======== DATA EXTRACT

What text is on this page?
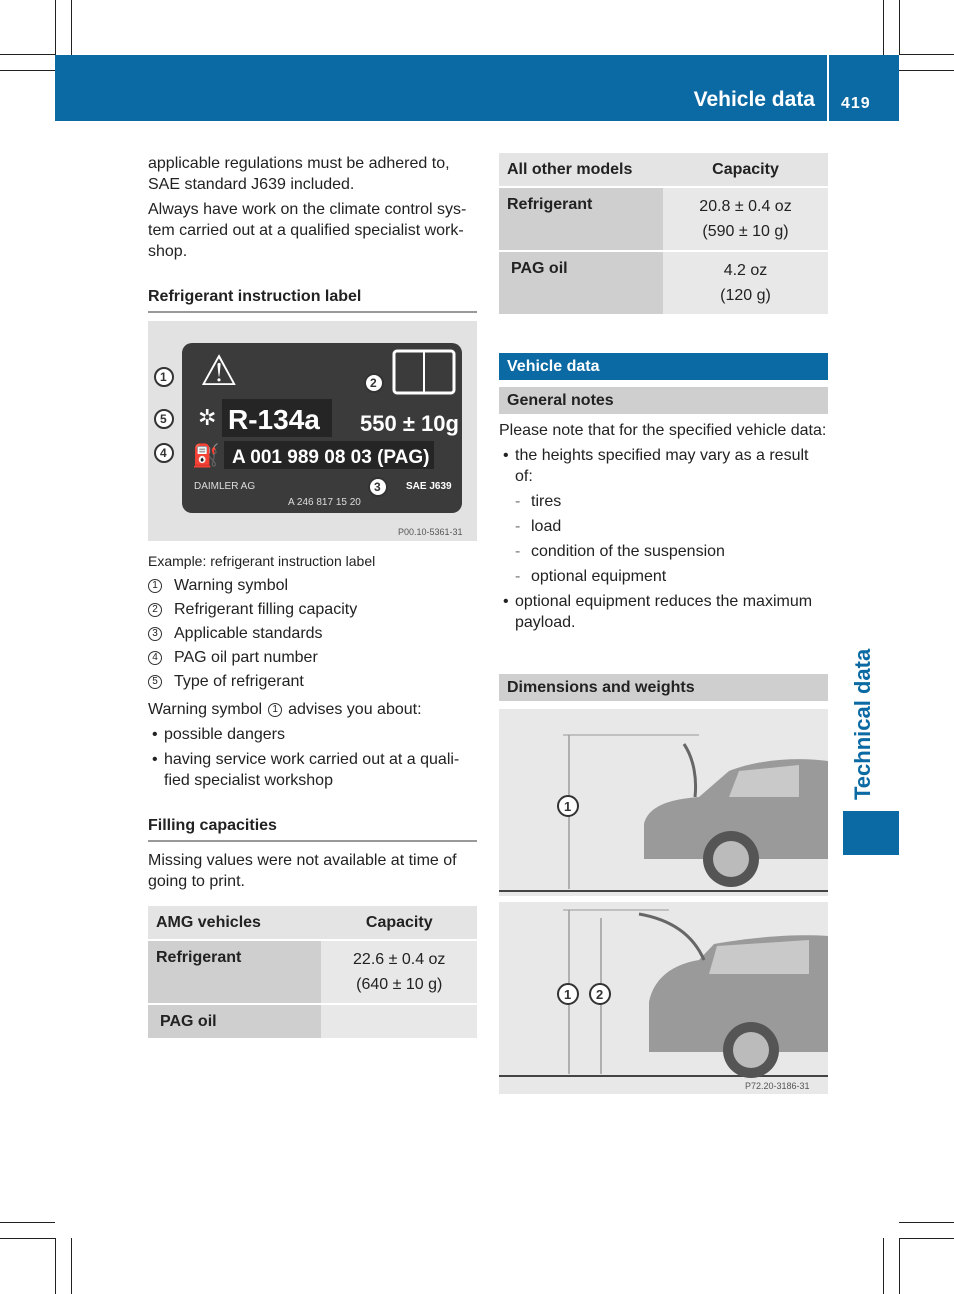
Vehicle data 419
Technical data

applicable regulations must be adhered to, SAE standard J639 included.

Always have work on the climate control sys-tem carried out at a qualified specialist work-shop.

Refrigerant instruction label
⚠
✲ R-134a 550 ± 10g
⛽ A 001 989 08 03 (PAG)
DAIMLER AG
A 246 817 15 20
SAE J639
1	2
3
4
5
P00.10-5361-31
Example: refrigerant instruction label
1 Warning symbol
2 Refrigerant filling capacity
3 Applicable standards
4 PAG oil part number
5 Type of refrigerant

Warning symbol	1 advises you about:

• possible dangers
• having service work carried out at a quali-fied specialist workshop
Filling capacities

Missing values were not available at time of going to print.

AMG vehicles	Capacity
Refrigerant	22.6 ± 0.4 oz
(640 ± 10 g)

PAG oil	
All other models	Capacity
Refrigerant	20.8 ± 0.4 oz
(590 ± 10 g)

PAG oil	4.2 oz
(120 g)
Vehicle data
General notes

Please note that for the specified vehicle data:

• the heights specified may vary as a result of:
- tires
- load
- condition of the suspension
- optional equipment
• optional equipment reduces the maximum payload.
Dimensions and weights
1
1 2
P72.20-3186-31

================

Reproduce the material in its entirety and word for word, without the pictures.

THE OUTPUT —
What text is on this page?
Vehicle data 419
Technical data

applicable regulations must be adhered to, SAE standard J639 included.

Always have work on the climate control sys-tem carried out at a qualified specialist work-shop.

Refrigerant instruction label
⚠
✲ R-134a 550 ± 10g
⛽ A 001 989 08 03 (PAG)
DAIMLER AG
A 246 817 15 20
SAE J639
1	2
3
4
5
P00.10-5361-31
Example: refrigerant instruction label
1 Warning symbol
2 Refrigerant filling capacity
3 Applicable standards
4 PAG oil part number
5 Type of refrigerant

Warning symbol	1 advises you about:

• possible dangers
• having service work carried out at a quali-fied specialist workshop
Filling capacities

Missing values were not available at time of going to print.

AMG vehicles	Capacity
Refrigerant	22.6 ± 0.4 oz
(640 ± 10 g)

PAG oil	
All other models	Capacity
Refrigerant	20.8 ± 0.4 oz
(590 ± 10 g)

PAG oil	4.2 oz
(120 g)
Vehicle data
General notes

Please note that for the specified vehicle data:

• the heights specified may vary as a result of:
- tires
- load
- condition of the suspension
- optional equipment
• optional equipment reduces the maximum payload.
Dimensions and weights
1
1 2
P72.20-3186-31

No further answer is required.